======== PROVIDED DATA ========

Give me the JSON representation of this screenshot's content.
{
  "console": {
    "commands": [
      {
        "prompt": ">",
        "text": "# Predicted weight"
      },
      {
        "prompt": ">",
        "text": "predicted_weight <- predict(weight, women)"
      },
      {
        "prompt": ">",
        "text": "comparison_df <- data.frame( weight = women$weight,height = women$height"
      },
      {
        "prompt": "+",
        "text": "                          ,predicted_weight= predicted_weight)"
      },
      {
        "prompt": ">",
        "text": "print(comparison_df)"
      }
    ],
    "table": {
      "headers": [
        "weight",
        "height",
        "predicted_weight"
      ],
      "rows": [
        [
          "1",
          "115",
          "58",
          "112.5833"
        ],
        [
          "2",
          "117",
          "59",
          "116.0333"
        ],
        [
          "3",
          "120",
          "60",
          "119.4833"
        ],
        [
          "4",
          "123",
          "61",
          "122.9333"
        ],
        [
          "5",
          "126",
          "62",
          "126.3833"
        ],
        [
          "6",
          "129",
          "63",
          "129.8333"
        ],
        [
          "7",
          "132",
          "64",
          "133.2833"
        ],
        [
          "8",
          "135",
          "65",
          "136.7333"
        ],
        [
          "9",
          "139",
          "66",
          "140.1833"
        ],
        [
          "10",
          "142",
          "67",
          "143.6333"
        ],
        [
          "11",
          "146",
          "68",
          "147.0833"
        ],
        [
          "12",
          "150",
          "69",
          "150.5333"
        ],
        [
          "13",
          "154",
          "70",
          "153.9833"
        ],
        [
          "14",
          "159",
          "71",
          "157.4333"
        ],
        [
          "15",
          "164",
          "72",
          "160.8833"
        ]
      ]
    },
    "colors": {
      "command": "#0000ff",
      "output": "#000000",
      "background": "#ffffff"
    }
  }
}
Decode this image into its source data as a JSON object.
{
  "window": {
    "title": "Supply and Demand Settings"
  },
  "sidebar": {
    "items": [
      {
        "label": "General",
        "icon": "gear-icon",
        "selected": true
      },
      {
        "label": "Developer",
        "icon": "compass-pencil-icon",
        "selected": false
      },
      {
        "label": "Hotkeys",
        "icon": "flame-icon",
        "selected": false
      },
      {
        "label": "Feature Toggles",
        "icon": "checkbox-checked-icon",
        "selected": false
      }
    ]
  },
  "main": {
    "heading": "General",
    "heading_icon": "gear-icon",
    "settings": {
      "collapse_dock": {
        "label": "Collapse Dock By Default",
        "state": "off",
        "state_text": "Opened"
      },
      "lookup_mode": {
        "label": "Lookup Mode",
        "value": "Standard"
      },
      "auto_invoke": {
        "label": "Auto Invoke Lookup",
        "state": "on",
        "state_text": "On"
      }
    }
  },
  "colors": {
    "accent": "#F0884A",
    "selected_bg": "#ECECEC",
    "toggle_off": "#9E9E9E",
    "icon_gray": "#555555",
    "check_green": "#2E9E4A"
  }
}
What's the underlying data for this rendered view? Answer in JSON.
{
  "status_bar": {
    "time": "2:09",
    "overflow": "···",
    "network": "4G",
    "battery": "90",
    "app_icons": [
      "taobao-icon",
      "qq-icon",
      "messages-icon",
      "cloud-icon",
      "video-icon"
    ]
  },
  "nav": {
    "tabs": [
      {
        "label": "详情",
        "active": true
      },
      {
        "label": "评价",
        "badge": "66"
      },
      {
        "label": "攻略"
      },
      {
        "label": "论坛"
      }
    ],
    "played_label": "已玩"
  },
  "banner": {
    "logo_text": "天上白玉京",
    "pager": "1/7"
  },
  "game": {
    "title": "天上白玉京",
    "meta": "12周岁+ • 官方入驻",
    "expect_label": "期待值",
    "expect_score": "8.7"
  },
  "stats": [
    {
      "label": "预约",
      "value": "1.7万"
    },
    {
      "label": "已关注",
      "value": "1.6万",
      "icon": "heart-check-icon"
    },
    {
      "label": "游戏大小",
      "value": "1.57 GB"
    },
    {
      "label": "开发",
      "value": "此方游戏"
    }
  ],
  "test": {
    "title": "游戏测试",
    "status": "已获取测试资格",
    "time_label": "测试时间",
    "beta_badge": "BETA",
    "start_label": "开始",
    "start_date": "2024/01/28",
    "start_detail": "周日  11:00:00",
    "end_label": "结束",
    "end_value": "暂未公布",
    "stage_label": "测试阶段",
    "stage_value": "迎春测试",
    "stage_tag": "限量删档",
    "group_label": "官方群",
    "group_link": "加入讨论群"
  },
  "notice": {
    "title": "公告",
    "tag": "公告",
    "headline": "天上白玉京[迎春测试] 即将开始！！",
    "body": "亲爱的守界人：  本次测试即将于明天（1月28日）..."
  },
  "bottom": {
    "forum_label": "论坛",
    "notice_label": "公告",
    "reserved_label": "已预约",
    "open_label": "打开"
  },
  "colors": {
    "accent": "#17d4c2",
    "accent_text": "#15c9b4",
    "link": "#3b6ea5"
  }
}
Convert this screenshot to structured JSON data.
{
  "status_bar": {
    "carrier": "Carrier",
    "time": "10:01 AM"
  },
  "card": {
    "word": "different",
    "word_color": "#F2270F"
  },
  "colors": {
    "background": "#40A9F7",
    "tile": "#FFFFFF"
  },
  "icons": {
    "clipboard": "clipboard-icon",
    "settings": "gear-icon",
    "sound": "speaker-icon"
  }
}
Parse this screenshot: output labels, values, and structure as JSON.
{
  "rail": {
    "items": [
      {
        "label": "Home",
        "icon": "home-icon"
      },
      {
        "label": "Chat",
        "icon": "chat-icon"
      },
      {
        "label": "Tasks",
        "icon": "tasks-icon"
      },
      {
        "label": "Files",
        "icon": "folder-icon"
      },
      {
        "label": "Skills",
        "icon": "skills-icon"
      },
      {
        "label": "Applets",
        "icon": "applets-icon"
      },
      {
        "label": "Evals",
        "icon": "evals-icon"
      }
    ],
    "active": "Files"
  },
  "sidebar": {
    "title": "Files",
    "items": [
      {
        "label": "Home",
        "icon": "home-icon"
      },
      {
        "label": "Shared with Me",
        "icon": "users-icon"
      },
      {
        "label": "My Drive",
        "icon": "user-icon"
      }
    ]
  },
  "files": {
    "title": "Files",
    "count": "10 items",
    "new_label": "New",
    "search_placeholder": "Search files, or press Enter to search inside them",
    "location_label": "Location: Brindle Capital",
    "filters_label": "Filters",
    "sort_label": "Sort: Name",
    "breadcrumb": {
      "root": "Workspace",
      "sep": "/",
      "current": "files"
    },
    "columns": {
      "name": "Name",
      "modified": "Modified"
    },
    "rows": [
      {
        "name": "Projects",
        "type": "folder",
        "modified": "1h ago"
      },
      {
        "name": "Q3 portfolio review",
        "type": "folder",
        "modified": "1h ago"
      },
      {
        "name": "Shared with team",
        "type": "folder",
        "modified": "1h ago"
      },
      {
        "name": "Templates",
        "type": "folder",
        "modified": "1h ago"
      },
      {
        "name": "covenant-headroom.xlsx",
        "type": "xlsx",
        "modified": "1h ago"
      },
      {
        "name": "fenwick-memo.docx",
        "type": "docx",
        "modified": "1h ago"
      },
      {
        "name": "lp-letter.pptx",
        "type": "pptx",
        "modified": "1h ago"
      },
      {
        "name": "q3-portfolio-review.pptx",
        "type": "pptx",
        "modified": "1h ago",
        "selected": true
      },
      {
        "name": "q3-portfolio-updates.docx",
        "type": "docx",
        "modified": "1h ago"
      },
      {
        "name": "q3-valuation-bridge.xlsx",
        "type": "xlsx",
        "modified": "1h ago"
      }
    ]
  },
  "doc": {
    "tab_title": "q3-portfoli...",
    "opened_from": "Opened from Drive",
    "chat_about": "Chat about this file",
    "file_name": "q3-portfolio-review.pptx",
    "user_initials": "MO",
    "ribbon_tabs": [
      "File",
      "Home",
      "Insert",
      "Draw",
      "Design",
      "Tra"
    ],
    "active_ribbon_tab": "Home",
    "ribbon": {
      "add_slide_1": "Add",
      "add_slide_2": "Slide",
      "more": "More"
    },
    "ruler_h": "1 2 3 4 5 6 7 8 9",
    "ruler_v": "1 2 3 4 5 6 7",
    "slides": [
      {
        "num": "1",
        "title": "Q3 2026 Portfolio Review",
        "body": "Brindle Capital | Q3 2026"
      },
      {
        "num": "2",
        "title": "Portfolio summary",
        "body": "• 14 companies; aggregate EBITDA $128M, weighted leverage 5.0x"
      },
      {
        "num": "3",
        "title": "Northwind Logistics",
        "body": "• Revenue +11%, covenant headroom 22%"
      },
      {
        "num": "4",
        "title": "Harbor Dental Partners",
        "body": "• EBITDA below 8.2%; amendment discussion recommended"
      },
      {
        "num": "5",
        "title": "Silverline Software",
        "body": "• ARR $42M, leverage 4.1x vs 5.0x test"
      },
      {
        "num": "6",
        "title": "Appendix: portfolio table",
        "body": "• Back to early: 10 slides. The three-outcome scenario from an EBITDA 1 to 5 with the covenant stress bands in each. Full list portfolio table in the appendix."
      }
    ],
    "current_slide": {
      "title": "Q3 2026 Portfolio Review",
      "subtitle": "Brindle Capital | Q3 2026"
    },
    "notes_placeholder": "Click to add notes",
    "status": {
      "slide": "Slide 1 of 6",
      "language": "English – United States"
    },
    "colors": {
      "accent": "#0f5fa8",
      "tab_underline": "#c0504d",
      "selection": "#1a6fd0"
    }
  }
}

========

**STATED TASK**
Extract every line above that contains the word "Opened".

**SOLUTION TO THIS TASK**
        "state_text": "Opened"
    "opened_from": "Opened from Drive",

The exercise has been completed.